**Written instruction**.
Pull out every line containing the string "object".

Source records

.....

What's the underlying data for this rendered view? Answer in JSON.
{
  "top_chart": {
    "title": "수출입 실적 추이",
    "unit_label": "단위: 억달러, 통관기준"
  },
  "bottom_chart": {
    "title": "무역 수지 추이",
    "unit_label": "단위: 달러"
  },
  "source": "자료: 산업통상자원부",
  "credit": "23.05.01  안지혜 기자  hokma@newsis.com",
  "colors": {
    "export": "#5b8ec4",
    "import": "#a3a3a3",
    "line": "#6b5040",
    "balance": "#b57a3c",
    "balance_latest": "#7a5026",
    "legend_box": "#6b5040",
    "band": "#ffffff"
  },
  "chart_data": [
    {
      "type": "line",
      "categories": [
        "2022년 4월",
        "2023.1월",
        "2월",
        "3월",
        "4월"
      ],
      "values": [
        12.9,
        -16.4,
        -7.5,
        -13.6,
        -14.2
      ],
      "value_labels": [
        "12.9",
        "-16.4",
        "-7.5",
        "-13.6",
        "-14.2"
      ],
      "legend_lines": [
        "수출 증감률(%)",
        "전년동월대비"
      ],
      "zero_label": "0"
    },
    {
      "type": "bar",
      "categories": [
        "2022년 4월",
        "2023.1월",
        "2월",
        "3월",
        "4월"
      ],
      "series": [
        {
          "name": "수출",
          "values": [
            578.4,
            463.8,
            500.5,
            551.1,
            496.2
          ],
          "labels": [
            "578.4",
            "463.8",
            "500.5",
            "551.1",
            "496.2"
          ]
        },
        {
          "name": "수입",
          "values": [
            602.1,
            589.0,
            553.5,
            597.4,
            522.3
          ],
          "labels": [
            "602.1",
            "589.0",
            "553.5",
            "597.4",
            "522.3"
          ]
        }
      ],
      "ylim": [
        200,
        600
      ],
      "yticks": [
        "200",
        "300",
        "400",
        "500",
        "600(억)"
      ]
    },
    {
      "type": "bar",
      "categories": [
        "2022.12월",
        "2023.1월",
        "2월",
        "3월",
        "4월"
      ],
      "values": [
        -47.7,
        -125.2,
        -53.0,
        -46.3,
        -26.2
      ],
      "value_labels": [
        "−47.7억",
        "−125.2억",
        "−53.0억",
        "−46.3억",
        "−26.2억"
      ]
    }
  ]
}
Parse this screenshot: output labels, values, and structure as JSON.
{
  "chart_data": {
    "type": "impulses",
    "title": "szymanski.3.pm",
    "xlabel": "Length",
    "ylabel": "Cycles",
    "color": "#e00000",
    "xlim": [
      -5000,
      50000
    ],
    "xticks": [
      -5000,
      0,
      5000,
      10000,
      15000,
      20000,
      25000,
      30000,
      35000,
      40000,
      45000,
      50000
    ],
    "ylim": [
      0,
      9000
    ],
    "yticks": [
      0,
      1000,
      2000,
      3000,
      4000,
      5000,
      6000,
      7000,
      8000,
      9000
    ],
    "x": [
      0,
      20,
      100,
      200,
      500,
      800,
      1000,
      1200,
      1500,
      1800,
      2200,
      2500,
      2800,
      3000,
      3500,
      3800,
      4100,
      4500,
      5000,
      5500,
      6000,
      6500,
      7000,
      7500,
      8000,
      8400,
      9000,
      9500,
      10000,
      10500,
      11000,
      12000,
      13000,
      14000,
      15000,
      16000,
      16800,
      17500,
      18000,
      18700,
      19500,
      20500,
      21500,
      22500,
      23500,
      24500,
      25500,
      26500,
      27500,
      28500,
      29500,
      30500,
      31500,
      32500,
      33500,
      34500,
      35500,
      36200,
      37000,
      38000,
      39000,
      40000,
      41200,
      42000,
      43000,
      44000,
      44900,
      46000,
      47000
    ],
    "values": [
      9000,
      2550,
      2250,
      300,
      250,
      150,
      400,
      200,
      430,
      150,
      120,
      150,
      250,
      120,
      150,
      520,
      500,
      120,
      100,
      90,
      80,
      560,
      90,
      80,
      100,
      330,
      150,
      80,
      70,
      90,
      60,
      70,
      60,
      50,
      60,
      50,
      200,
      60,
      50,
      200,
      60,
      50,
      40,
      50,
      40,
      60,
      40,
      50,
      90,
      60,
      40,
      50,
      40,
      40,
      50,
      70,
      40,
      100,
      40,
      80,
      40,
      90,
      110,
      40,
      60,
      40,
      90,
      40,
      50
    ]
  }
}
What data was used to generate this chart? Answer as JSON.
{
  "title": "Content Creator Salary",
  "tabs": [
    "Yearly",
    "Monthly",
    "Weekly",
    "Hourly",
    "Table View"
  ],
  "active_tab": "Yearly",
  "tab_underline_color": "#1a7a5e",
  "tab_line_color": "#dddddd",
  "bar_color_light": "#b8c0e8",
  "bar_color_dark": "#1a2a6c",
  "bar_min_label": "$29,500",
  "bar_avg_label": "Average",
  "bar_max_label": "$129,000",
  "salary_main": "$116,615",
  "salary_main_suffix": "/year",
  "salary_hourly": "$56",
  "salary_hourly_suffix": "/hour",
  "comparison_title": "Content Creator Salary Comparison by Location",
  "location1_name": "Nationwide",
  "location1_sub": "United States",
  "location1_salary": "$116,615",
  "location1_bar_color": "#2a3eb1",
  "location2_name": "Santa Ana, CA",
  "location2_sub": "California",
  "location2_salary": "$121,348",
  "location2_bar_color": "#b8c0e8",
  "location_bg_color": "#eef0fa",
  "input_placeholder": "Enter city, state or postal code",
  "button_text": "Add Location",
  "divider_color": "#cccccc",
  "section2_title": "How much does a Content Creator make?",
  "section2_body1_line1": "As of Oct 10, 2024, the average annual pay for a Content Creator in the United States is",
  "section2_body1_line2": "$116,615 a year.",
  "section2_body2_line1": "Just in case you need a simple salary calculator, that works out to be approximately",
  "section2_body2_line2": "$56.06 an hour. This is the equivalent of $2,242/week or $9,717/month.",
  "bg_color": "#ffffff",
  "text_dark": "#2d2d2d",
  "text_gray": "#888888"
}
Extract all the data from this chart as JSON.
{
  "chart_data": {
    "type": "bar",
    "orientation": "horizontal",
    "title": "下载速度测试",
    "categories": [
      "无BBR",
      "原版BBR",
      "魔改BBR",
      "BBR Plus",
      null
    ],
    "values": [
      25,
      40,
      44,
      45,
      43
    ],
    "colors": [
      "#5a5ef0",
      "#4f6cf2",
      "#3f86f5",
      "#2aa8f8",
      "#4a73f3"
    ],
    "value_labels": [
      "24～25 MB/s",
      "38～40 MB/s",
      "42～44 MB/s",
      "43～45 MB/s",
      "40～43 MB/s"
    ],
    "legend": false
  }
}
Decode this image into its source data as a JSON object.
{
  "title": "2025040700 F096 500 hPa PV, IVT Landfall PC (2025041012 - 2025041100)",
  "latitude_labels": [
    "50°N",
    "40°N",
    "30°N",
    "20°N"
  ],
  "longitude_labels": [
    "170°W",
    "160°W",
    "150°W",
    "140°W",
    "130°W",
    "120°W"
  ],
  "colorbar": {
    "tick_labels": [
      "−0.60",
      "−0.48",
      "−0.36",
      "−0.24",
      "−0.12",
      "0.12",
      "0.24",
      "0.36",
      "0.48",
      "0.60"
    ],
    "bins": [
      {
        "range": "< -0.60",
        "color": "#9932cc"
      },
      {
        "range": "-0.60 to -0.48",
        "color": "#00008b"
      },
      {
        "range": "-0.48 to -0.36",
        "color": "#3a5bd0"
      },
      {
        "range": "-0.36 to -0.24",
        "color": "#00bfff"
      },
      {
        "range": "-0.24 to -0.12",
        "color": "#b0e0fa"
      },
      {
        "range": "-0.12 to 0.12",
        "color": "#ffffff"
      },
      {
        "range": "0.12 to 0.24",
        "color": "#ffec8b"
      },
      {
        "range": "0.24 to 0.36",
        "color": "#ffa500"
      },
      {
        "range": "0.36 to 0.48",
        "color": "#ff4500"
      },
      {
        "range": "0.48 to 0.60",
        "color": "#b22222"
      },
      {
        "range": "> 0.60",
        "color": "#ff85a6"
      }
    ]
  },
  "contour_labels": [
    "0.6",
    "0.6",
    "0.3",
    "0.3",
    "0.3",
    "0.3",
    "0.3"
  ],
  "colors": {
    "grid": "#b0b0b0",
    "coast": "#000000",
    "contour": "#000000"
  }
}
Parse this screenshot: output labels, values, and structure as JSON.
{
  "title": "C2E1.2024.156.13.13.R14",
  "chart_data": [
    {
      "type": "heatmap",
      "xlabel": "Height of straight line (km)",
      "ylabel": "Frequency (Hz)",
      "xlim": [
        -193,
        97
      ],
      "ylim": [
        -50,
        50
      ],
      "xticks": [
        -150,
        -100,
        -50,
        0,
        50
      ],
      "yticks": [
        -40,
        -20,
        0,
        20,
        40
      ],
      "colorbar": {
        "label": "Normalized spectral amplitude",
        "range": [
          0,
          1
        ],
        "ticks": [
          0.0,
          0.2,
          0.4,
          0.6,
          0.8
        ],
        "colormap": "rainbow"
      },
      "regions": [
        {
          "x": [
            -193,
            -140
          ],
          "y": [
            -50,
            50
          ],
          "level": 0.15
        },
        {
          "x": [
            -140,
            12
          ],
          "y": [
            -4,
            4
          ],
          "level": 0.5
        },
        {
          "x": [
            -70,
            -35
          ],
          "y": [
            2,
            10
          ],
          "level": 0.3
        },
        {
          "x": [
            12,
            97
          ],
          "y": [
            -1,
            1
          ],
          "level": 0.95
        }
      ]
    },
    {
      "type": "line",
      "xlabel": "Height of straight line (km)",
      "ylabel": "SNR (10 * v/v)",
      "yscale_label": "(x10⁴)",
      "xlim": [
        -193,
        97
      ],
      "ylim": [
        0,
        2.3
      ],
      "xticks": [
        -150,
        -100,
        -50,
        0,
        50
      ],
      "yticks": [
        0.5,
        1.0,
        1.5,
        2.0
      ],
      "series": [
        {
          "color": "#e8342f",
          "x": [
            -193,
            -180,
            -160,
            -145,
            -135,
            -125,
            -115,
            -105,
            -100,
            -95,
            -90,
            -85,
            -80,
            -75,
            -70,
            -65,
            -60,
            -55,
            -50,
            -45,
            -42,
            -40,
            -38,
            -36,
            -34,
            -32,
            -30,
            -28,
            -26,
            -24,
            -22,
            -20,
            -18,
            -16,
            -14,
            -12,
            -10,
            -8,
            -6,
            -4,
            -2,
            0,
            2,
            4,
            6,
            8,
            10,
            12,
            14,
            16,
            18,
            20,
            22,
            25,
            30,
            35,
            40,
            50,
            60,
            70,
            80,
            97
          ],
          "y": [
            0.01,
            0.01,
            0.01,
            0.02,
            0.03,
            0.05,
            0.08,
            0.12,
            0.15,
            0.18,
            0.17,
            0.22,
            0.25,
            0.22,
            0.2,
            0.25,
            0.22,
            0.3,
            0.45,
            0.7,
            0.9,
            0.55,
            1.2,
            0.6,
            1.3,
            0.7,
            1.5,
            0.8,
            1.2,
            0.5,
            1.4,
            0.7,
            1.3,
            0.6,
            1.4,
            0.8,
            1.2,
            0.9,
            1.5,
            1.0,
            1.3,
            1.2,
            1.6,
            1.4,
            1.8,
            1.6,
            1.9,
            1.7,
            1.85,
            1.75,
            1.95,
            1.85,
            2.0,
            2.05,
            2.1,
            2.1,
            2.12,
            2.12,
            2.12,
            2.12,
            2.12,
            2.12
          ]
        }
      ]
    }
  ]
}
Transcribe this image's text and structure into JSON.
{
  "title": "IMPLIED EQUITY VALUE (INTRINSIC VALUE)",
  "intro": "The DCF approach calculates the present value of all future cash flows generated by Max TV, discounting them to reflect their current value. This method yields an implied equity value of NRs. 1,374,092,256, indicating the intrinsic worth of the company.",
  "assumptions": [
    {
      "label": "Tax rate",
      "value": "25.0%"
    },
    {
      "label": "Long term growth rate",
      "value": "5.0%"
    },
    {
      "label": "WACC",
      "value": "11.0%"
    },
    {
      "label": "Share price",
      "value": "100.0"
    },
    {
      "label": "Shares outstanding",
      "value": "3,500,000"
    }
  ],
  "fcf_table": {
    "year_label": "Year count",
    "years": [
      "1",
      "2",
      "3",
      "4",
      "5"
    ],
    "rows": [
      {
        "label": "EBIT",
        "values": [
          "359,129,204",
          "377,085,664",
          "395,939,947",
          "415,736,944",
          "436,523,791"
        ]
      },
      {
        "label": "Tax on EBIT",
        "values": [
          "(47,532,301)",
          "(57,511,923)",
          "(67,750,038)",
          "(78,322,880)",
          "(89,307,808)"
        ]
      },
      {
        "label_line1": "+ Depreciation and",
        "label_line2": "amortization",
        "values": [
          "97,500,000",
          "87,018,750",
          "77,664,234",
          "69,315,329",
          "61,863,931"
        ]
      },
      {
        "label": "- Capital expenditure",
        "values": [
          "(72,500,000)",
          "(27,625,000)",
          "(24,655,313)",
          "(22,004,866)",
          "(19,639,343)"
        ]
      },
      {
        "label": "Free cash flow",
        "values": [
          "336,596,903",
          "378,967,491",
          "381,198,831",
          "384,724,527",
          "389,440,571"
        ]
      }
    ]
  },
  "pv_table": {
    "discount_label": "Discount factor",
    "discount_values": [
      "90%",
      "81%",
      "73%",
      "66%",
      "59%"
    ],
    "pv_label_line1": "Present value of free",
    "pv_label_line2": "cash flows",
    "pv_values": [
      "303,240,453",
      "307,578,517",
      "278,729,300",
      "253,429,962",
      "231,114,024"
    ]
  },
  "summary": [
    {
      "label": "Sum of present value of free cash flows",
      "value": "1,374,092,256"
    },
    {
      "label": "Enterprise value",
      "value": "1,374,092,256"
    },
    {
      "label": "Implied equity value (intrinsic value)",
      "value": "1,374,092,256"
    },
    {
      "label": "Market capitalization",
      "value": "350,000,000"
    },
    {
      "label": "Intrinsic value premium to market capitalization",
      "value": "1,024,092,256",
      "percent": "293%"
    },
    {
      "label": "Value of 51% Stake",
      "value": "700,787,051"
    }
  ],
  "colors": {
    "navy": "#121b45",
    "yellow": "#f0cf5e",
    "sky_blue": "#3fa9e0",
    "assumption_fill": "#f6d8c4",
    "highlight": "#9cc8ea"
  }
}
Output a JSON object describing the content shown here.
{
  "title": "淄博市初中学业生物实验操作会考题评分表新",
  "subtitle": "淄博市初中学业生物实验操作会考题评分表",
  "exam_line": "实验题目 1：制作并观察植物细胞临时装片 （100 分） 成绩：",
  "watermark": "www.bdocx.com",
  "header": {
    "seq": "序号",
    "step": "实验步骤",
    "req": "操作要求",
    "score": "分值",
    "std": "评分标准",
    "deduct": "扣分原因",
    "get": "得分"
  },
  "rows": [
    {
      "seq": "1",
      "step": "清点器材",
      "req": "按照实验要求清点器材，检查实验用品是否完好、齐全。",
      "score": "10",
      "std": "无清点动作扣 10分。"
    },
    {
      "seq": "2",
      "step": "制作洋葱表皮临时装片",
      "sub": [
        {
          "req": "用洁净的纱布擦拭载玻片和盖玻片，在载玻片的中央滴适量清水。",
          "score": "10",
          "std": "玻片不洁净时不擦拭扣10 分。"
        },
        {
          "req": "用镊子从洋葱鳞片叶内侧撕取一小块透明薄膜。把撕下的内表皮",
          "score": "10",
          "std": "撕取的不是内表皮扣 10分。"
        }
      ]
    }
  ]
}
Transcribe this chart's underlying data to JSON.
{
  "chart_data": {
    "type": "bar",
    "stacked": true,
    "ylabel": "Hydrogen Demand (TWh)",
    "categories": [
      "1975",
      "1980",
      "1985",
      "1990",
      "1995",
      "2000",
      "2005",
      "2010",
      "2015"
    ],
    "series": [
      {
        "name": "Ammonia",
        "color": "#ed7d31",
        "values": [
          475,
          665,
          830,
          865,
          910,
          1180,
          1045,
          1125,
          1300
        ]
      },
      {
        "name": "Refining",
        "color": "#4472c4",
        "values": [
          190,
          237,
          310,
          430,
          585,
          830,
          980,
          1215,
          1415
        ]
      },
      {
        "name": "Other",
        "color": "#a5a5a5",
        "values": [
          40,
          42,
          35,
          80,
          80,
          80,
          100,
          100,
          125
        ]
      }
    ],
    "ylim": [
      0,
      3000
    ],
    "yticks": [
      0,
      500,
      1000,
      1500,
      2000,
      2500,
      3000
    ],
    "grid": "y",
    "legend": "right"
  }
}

.....

**Response for this exercise**.
Decode this image into its source data as a JSON object.
Output a JSON object describing the content shown here.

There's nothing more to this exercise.